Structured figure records
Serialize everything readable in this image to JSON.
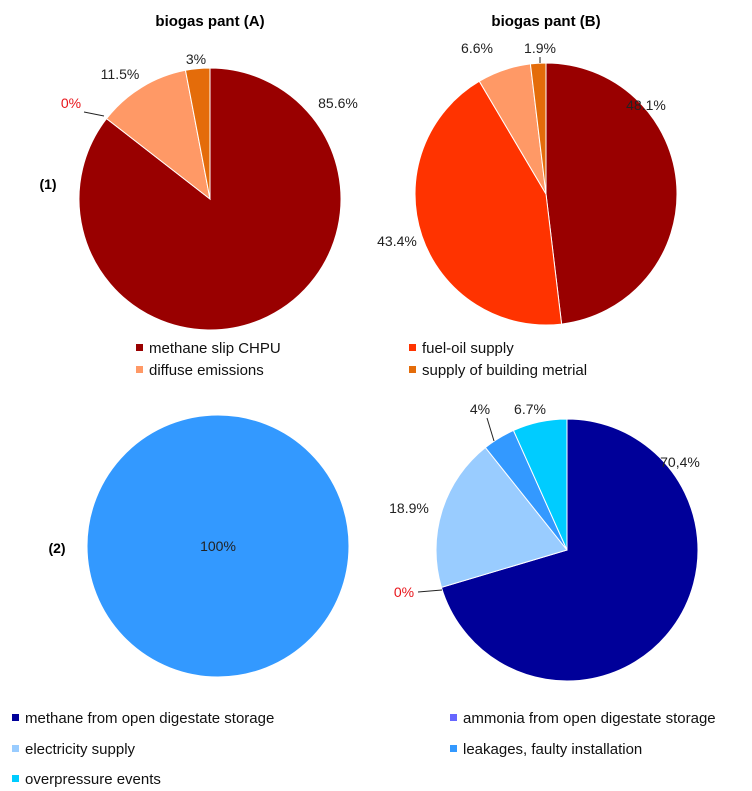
{
  "colors": {
    "methane_slip": "#990000",
    "diffuse": "#FF9966",
    "fuel_oil": "#FF3300",
    "building": "#E46C0A",
    "open_digestate": "#000099",
    "ammonia": "#6666FF",
    "electricity": "#99CCFF",
    "leakages": "#3399FF",
    "overpressure": "#00CCFF"
  },
  "row_labels": {
    "row1": "(1)",
    "row2": "(2)"
  },
  "legend1": {
    "methane_slip": "methane slip CHPU",
    "diffuse": "diffuse emissions",
    "fuel_oil": "fuel-oil supply",
    "building": "supply of building metrial"
  },
  "legend2": {
    "open_digestate": "methane from open digestate storage",
    "ammonia": "ammonia from open digestate storage",
    "electricity": "electricity supply",
    "leakages": "leakages, faulty installation",
    "overpressure": "overpressure events"
  },
  "chart_data": [
    {
      "type": "pie",
      "title": "biogas pant (A)",
      "row": "(1)",
      "slices": [
        {
          "name": "methane slip CHPU",
          "value": 85.6,
          "label": "85.6%",
          "color": "#990000"
        },
        {
          "name": "diffuse emissions",
          "value": 0,
          "label": "0%",
          "color": "#FF9966"
        },
        {
          "name": "diffuse emissions",
          "value": 11.5,
          "label": "11.5%",
          "color": "#FF9966"
        },
        {
          "name": "supply of building metrial",
          "value": 3,
          "label": "3%",
          "color": "#E46C0A"
        }
      ]
    },
    {
      "type": "pie",
      "title": "biogas pant (B)",
      "row": "(1)",
      "slices": [
        {
          "name": "methane slip CHPU",
          "value": 48.1,
          "label": "48.1%",
          "color": "#990000"
        },
        {
          "name": "fuel-oil supply",
          "value": 43.4,
          "label": "43.4%",
          "color": "#FF3300"
        },
        {
          "name": "diffuse emissions",
          "value": 6.6,
          "label": "6.6%",
          "color": "#FF9966"
        },
        {
          "name": "supply of building metrial",
          "value": 1.9,
          "label": "1.9%",
          "color": "#E46C0A"
        }
      ]
    },
    {
      "type": "pie",
      "title": "",
      "row": "(2)",
      "slices": [
        {
          "name": "leakages, faulty installation",
          "value": 100,
          "label": "100%",
          "color": "#3399FF"
        }
      ]
    },
    {
      "type": "pie",
      "title": "",
      "row": "(2)",
      "slices": [
        {
          "name": "methane from open digestate storage",
          "value": 70.4,
          "label": "70,4%",
          "color": "#000099"
        },
        {
          "name": "ammonia from open digestate storage",
          "value": 0,
          "label": "0%",
          "color": "#6666FF"
        },
        {
          "name": "electricity supply",
          "value": 18.9,
          "label": "18.9%",
          "color": "#99CCFF"
        },
        {
          "name": "leakages, faulty installation",
          "value": 4,
          "label": "4%",
          "color": "#3399FF"
        },
        {
          "name": "overpressure events",
          "value": 6.7,
          "label": "6.7%",
          "color": "#00CCFF"
        }
      ]
    }
  ]
}
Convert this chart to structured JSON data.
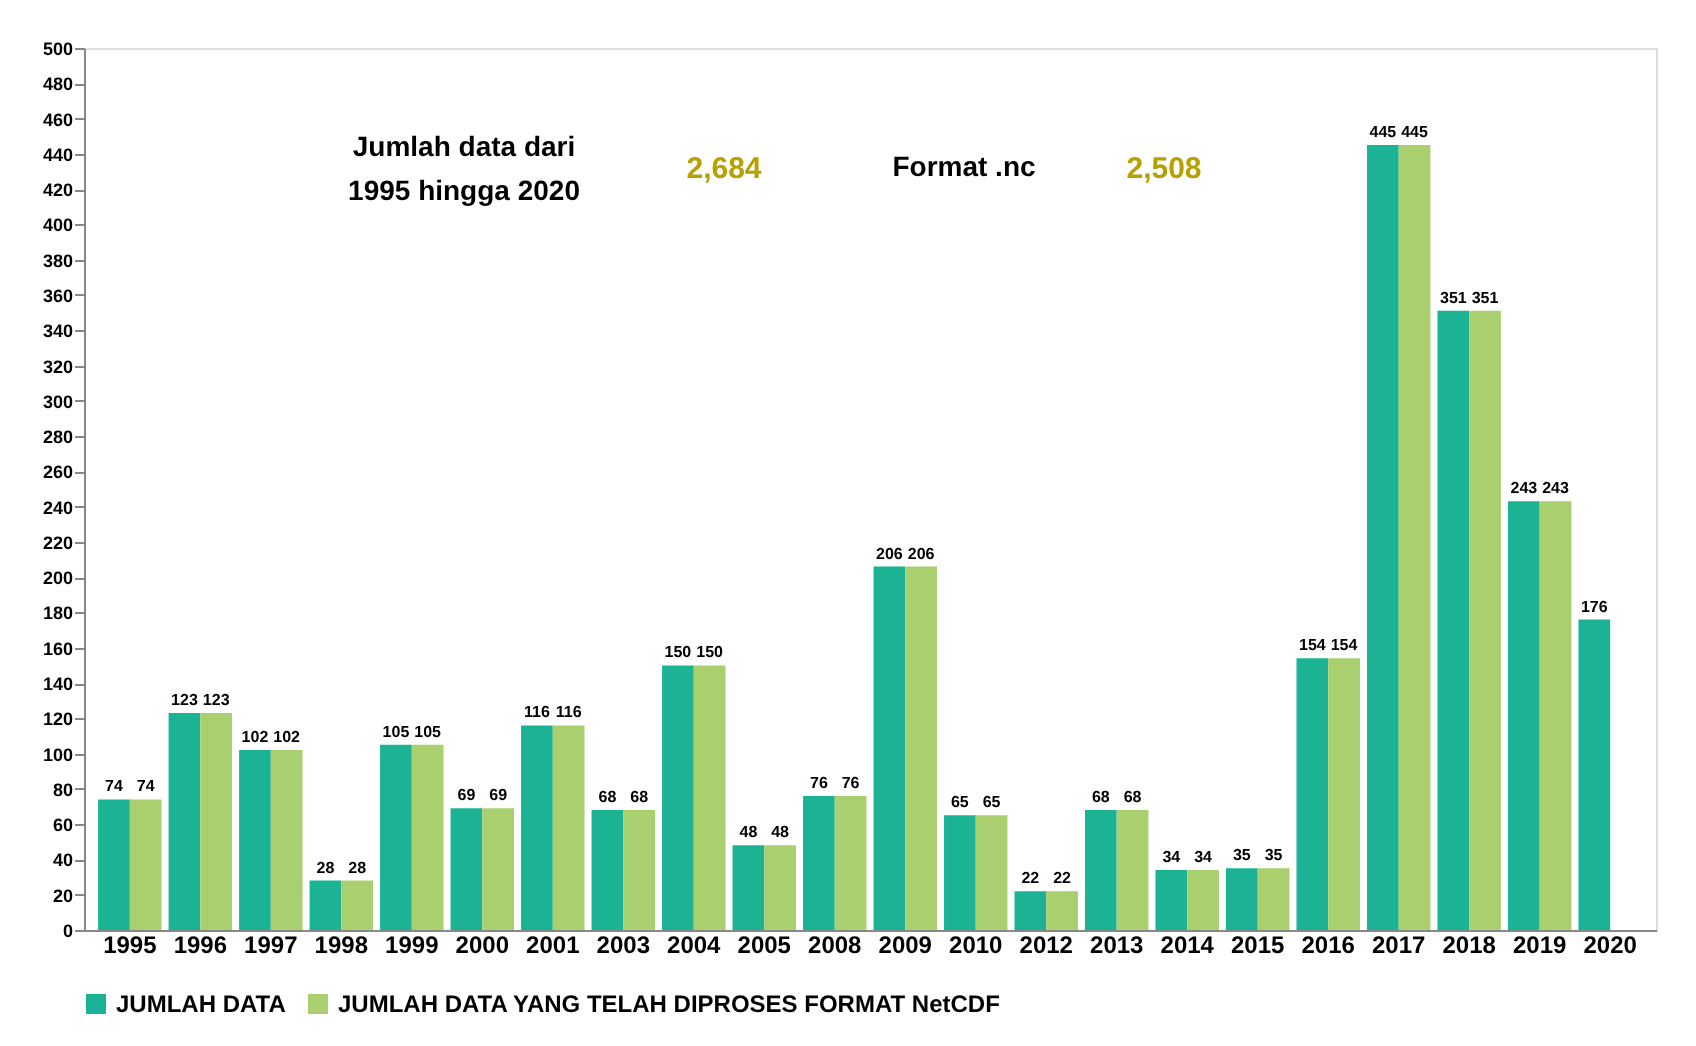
{
  "chart_data": {
    "type": "bar",
    "categories": [
      "1995",
      "1996",
      "1997",
      "1998",
      "1999",
      "2000",
      "2001",
      "2003",
      "2004",
      "2005",
      "2008",
      "2009",
      "2010",
      "2012",
      "2013",
      "2014",
      "2015",
      "2016",
      "2017",
      "2018",
      "2019",
      "2020"
    ],
    "series": [
      {
        "name": "JUMLAH DATA",
        "color": "#1bb394",
        "values": [
          74,
          123,
          102,
          28,
          105,
          69,
          116,
          68,
          150,
          48,
          76,
          206,
          65,
          22,
          68,
          34,
          35,
          154,
          445,
          351,
          243,
          176
        ]
      },
      {
        "name": "JUMLAH DATA YANG TELAH DIPROSES FORMAT NetCDF",
        "color": "#a9cf6f",
        "values": [
          74,
          123,
          102,
          28,
          105,
          69,
          116,
          68,
          150,
          48,
          76,
          206,
          65,
          22,
          68,
          34,
          35,
          154,
          445,
          351,
          243,
          null
        ]
      }
    ],
    "ylim": [
      0,
      500
    ],
    "yticks": [
      0,
      20,
      40,
      60,
      80,
      100,
      120,
      140,
      160,
      180,
      200,
      220,
      240,
      260,
      280,
      300,
      320,
      340,
      360,
      380,
      400,
      420,
      440,
      460,
      480,
      500
    ],
    "data_labels": true,
    "grid": false,
    "legend": "bottom",
    "annotations": [
      "Jumlah data dari\n1995 hingga 2020",
      "2,684",
      "Format .nc",
      "2,508"
    ]
  }
}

▶ [Short exercise]:
Extract every line above containing the word "this".

▶ [Response]:
Serialize everything readable in this image to JSON.
Convert this chart to structured JSON data.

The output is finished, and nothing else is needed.